__Exercise goal__:
Word for word, restate all of the data shown below.

*** Opening of Data listing ***

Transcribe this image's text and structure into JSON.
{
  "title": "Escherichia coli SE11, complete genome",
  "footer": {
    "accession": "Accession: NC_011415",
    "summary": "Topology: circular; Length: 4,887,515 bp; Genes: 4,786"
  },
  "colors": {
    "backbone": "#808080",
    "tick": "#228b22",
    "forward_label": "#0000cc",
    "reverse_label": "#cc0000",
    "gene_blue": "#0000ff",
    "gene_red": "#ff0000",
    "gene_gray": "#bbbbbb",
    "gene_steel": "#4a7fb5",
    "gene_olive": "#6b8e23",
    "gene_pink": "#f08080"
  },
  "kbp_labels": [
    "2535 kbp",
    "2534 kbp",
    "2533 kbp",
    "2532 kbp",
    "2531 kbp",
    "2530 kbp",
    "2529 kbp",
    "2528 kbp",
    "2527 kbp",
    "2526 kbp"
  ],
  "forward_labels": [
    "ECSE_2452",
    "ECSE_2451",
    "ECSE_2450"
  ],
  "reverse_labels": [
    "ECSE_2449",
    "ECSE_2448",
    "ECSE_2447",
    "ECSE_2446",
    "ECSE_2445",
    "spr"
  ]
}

*** Close of Data listing ***

__Task response__:
Transcribe this image's text and structure into JSON.
{
  "title": "Escherichia coli SE11, complete genome",
  "footer": {
    "accession": "Accession: NC_011415",
    "summary": "Topology: circular; Length: 4,887,515 bp; Genes: 4,786"
  },
  "colors": {
    "backbone": "#808080",
    "tick": "#228b22",
    "forward_label": "#0000cc",
    "reverse_label": "#cc0000",
    "gene_blue": "#0000ff",
    "gene_red": "#ff0000",
    "gene_gray": "#bbbbbb",
    "gene_steel": "#4a7fb5",
    "gene_olive": "#6b8e23",
    "gene_pink": "#f08080"
  },
  "kbp_labels": [
    "2535 kbp",
    "2534 kbp",
    "2533 kbp",
    "2532 kbp",
    "2531 kbp",
    "2530 kbp",
    "2529 kbp",
    "2528 kbp",
    "2527 kbp",
    "2526 kbp"
  ],
  "forward_labels": [
    "ECSE_2452",
    "ECSE_2451",
    "ECSE_2450"
  ],
  "reverse_labels": [
    "ECSE_2449",
    "ECSE_2448",
    "ECSE_2447",
    "ECSE_2446",
    "ECSE_2445",
    "spr"
  ]
}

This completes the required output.